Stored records
----

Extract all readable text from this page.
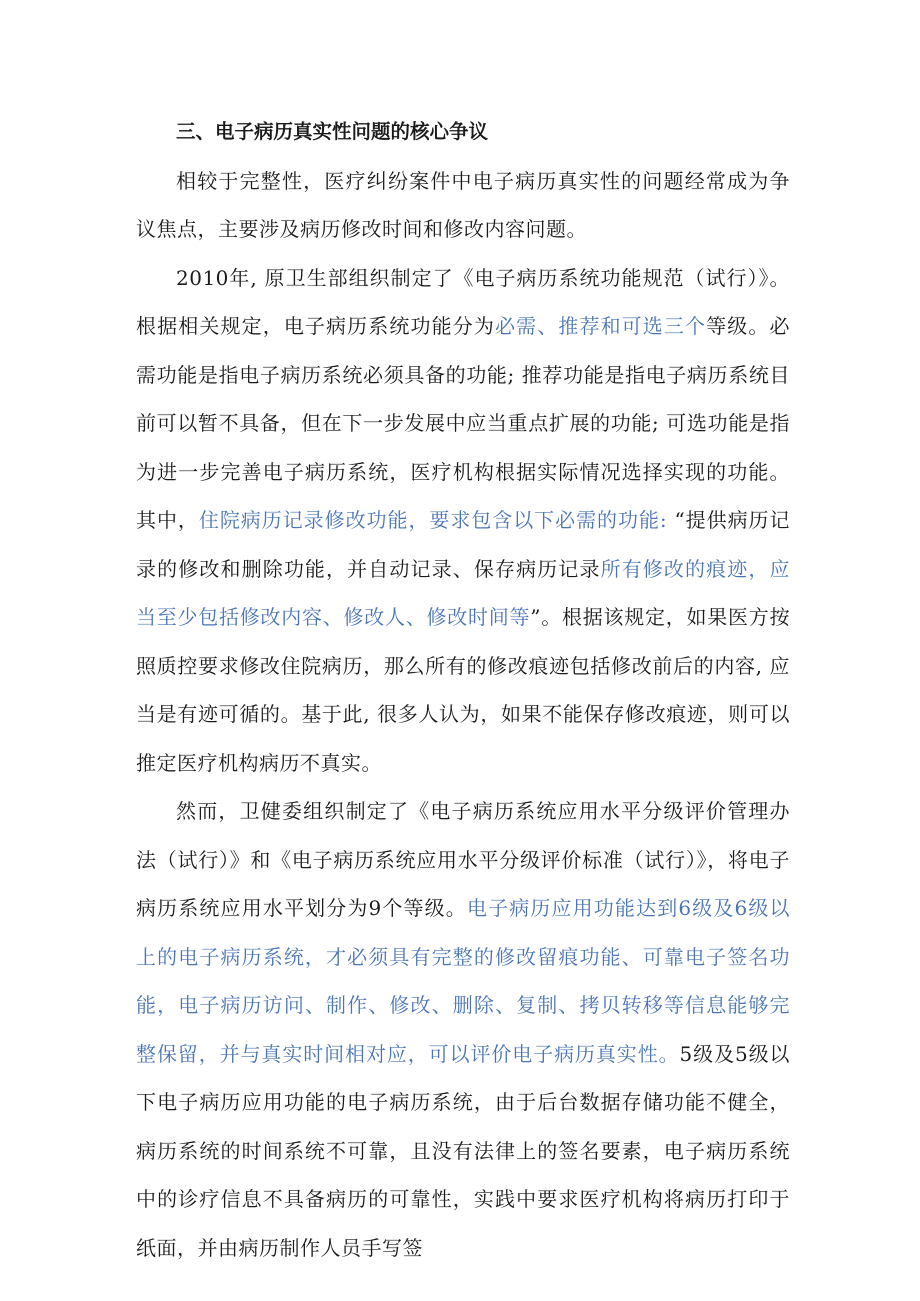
三、电子病历真实性问题的核心争议

相较于完整性，医疗纠纷案件中电子病历真实性的问题经常成为争议焦点，主要涉及病历修改时间和修改内容问题。

2010年, 原卫生部组织制定了《电子病历系统功能规范（试行）》。根据相关规定，电子病历系统功能分为必需、推荐和可选三个等级。必需功能是指电子病历系统必须具备的功能; 推荐功能是指电子病历系统目前可以暂不具备，但在下一步发展中应当重点扩展的功能; 可选功能是指为进一步完善电子病历系统，医疗机构根据实际情况选择实现的功能。其中，住院病历记录修改功能，要求包含以下必需的功能: “提供病历记录的修改和删除功能，并自动记录、保存病历记录所有修改的痕迹，应当至少包括修改内容、修改人、修改时间等”。根据该规定，如果医方按照质控要求修改住院病历，那么所有的修改痕迹包括修改前后的内容, 应当是有迹可循的。基于此, 很多人认为，如果不能保存修改痕迹，则可以推定医疗机构病历不真实。

然而，卫健委组织制定了《电子病历系统应用水平分级评价管理办法（试行）》和《电子病历系统应用水平分级评价标准（试行）》，将电子病历系统应用水平划分为9个等级。电子病历应用功能达到6级及6级以上的电子病历系统，才必须具有完整的修改留痕功能、可靠电子签名功能，电子病历访问、制作、修改、删除、复制、拷贝转移等信息能够完整保留，并与真实时间相对应，可以评价电子病历真实性。5级及5级以下电子病历应用功能的电子病历系统，由于后台数据存储功能不健全，病历系统的时间系统不可靠，且没有法律上的签名要素，电子病历系统中的诊疗信息不具备病历的可靠性，实践中要求医疗机构将病历打印于纸面，并由病历制作人员手写签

----

Copy every line of the data exactly as written, excluding the pictures.

Task result:
Extract all readable text from this page.
三、电子病历真实性问题的核心争议

相较于完整性，医疗纠纷案件中电子病历真实性的问题经常成为争议焦点，主要涉及病历修改时间和修改内容问题。

2010年, 原卫生部组织制定了《电子病历系统功能规范（试行）》。根据相关规定，电子病历系统功能分为必需、推荐和可选三个等级。必需功能是指电子病历系统必须具备的功能; 推荐功能是指电子病历系统目前可以暂不具备，但在下一步发展中应当重点扩展的功能; 可选功能是指为进一步完善电子病历系统，医疗机构根据实际情况选择实现的功能。其中，住院病历记录修改功能，要求包含以下必需的功能: “提供病历记录的修改和删除功能，并自动记录、保存病历记录所有修改的痕迹，应当至少包括修改内容、修改人、修改时间等”。根据该规定，如果医方按照质控要求修改住院病历，那么所有的修改痕迹包括修改前后的内容, 应当是有迹可循的。基于此, 很多人认为，如果不能保存修改痕迹，则可以推定医疗机构病历不真实。

然而，卫健委组织制定了《电子病历系统应用水平分级评价管理办法（试行）》和《电子病历系统应用水平分级评价标准（试行）》，将电子病历系统应用水平划分为9个等级。电子病历应用功能达到6级及6级以上的电子病历系统，才必须具有完整的修改留痕功能、可靠电子签名功能，电子病历访问、制作、修改、删除、复制、拷贝转移等信息能够完整保留，并与真实时间相对应，可以评价电子病历真实性。5级及5级以下电子病历应用功能的电子病历系统，由于后台数据存储功能不健全，病历系统的时间系统不可靠，且没有法律上的签名要素，电子病历系统中的诊疗信息不具备病历的可靠性，实践中要求医疗机构将病历打印于纸面，并由病历制作人员手写签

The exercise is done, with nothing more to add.